BEGIN Dataset entries

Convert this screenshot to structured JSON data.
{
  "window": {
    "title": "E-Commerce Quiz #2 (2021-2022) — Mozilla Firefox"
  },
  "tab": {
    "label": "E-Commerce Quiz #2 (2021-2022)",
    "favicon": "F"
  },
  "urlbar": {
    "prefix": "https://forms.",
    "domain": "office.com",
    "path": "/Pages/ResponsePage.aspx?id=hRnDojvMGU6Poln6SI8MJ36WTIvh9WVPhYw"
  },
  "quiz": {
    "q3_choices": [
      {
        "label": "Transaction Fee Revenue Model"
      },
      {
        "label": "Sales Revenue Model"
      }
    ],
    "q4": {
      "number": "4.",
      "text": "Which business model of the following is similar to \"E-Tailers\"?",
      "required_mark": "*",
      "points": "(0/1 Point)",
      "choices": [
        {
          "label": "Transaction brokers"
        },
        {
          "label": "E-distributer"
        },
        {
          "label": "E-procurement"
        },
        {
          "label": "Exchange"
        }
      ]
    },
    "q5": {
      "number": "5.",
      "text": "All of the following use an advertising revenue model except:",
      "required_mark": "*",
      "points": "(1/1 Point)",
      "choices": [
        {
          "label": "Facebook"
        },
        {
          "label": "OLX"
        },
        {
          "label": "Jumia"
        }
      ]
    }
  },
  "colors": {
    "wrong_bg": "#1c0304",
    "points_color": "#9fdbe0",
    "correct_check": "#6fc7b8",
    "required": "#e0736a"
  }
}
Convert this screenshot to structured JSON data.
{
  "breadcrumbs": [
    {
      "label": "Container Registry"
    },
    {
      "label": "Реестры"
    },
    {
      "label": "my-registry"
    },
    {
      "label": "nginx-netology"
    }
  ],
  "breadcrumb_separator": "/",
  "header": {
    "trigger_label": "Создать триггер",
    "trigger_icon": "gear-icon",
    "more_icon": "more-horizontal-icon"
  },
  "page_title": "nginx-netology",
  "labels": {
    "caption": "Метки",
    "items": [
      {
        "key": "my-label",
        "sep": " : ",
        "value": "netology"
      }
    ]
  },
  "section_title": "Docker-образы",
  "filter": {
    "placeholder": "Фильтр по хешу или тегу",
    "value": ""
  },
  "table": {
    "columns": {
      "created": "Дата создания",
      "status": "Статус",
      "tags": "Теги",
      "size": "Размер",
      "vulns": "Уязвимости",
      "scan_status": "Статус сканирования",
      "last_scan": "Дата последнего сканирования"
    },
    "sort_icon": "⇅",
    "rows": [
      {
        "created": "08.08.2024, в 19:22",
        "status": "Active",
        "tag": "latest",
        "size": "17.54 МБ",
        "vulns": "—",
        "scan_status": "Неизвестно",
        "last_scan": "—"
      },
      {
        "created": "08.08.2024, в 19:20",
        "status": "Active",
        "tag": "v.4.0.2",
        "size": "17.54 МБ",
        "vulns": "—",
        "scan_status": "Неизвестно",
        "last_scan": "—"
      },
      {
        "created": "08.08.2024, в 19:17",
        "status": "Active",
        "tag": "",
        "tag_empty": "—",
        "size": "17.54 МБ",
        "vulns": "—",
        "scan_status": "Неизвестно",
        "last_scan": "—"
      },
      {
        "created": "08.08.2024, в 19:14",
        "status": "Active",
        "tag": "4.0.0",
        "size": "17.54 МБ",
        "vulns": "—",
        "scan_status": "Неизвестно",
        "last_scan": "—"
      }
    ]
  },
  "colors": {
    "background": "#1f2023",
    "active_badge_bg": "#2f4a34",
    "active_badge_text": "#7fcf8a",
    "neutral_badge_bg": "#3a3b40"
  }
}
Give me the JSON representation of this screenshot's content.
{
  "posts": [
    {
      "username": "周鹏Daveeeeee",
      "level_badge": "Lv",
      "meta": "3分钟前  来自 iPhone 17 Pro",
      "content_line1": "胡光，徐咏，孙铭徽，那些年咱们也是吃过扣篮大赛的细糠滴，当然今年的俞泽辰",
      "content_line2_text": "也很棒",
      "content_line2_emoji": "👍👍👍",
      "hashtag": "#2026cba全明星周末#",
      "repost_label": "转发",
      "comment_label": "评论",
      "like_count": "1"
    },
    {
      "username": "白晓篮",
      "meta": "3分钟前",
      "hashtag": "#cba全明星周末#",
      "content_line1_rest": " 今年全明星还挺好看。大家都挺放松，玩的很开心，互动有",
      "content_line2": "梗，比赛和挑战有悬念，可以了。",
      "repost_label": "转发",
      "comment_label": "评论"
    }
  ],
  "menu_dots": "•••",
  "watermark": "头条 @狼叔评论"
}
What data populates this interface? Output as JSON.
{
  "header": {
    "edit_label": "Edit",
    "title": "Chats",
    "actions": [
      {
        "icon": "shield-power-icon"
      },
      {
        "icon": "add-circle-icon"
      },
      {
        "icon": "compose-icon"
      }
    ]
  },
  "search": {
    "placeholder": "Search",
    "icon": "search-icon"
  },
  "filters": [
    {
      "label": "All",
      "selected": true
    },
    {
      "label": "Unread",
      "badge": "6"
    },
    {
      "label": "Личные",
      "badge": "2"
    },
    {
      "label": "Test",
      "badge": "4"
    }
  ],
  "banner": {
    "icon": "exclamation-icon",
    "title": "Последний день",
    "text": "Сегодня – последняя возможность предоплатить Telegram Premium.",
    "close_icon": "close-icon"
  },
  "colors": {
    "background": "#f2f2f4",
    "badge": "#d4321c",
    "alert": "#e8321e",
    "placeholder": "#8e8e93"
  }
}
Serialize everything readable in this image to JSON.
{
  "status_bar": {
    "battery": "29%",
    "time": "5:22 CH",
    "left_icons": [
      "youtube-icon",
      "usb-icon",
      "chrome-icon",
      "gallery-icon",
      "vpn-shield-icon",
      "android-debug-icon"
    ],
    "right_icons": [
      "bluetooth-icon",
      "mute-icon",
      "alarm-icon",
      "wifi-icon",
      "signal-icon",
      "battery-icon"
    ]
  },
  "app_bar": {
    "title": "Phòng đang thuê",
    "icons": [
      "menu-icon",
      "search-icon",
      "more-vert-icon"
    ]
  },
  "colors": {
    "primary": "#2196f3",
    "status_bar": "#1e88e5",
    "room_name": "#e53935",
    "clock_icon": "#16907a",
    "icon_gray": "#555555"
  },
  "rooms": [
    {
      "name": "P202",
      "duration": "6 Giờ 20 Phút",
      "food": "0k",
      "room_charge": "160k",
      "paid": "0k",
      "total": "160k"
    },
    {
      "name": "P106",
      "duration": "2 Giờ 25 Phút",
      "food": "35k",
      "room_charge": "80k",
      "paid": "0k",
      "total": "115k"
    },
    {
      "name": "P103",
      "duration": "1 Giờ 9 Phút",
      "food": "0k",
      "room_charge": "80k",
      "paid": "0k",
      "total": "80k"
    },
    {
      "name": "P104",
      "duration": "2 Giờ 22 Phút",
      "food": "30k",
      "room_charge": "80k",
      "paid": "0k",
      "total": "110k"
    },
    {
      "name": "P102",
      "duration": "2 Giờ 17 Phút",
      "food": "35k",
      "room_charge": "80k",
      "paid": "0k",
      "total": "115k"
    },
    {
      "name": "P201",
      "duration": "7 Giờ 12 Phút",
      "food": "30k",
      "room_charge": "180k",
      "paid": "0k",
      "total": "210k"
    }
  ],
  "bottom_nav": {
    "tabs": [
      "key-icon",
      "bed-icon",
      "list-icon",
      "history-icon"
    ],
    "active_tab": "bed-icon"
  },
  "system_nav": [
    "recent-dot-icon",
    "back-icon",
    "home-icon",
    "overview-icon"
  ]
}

END Dataset entries

**What you will do**: Copy each line of the entries that includes the word "Дата".

**Task solution**:
      "created": "Дата создания",
      "last_scan": "Дата последнего сканирования"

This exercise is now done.